TEXT BLOCK:
[Start of Attachment]

Wednesday, November 29, 2006

Web Application Security Risk Report

Update 2: More coverage by Larry Greenemeier of InformationWeek, E-Tailers Leaving Money On The Table Thanks To Weak Web Sites.

Update
: Kelly Jackson Higgins, from Dark Reading, posted some quality coverage in Where the Bugs Are.

It’s been busy morning. I presented two popular webinars on "First Look at New Web Application Security Statistics - The Top 10 Web Application Vulnerabilities and their Impact on the Enterprise" [slides]. We've been offering the WhiteHat Sentinel Service for several years and in that time we've performed thousands of assessments on real-world websites. As a result we’ve collected a huge database of custom web application vulnerabilities, which to the best of my knowledge is the largest anywhere. Starting January 2007 we’ll be releasing a Web Application Security Report containing statistics derived from that data. Instead of waiting the two months, we’re figured we’d release some statistics early as a taste of things to come:

"Web applications are now the top target for malicious attacks. Why? Firstly, 8 out of 10 websites have serious vulnerabilities making them easy targets for criminals seeking to cash in on cyber crime. Secondly, enterprises that want to reduce the risk of financial losses, brand damage, theft of intellectual property, legal liability, among others, are often unaware that these web application vulnerabilities exist, their possible business impact, and how they are best prevented. Currently, this lack of knowledge limits visibility into an enterprise’s actual security posture. In an effort to deliver actionable information, and raise awareness of actual web application threats, WhiteHat Security is introducing the Web Application Security Risk Report, published quarterly beginning in January 2007."

Webinar slides and the full report [registration required] are available for download.

We're seeing more statistics and reviews released to the public. This is great news because it helps us all understand more about what’s going on, what’s working, and what’s not. The benefit of assessing hundreds of websites every month is you get to see vulnerability metrics as web applications change. The hardest part is pulling out the data that's meaningful. If anyone has ideas for stats they’d like to see, let us know. In the meantime, I’ll post some of the graphics below, enjoy!

[End of Attachment]

ENTRIES SHOWN:
[Start of Attachment]

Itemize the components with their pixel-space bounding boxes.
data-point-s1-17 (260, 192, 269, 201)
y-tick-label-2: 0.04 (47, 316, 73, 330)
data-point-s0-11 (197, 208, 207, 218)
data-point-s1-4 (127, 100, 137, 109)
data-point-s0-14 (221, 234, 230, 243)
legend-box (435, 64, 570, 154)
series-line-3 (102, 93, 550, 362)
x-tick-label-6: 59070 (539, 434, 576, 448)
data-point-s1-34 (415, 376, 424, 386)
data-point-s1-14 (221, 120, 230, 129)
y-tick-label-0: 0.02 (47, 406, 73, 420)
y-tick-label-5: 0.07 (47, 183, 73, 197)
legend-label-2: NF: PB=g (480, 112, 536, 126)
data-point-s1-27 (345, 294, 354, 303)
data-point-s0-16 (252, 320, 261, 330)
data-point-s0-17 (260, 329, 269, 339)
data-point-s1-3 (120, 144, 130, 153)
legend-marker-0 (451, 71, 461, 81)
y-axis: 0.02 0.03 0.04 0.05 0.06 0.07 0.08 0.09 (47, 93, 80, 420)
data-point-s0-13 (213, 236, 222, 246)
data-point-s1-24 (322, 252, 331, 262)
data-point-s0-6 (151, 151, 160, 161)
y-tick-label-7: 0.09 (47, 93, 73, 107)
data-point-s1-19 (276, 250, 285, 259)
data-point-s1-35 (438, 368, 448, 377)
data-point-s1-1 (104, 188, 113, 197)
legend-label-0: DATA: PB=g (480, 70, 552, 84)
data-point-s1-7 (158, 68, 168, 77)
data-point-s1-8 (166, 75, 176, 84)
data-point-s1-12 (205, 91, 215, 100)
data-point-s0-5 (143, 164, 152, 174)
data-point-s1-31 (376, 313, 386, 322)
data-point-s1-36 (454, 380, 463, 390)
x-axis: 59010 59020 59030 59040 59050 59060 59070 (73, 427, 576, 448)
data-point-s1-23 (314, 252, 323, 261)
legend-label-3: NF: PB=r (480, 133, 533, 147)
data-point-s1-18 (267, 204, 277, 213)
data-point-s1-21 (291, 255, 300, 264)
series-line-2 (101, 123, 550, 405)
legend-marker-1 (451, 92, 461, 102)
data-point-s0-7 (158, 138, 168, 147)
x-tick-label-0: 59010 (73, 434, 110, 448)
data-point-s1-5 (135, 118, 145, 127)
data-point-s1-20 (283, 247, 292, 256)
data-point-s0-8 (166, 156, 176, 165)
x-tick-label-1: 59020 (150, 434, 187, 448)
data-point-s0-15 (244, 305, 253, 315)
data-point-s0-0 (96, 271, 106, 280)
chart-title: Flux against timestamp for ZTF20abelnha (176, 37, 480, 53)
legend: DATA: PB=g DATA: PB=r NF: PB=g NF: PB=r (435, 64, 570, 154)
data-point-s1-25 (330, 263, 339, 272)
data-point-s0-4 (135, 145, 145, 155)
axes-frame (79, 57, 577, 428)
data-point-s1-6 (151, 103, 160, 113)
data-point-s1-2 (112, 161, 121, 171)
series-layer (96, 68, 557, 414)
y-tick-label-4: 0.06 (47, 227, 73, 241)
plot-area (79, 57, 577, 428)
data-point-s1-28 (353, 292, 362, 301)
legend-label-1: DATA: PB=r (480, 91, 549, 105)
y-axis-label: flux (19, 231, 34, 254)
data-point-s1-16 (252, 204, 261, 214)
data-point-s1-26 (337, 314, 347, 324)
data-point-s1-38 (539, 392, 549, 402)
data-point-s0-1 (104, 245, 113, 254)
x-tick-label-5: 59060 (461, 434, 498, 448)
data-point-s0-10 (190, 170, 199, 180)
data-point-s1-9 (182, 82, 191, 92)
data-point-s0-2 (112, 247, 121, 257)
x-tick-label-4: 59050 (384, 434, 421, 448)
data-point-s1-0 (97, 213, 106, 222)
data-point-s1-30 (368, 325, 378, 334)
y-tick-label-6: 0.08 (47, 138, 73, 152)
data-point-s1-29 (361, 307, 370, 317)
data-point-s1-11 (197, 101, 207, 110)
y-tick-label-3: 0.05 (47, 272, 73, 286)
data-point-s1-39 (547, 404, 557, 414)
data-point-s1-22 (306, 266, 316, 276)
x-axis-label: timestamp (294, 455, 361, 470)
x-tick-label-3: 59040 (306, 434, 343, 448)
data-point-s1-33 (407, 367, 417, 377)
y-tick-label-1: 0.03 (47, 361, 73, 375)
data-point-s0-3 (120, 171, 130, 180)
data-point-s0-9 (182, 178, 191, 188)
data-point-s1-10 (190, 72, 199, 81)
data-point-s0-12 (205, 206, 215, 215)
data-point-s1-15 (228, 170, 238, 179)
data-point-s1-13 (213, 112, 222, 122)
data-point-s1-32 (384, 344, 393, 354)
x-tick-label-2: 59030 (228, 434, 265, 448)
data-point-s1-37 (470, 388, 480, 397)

[End of Attachment]

WORK INSTRUCTION:
Please list every risk that the web application security post says enterprises want to reduce.

OUTPUT:
Financial losses, brand damage, theft of intellectual property, legal liability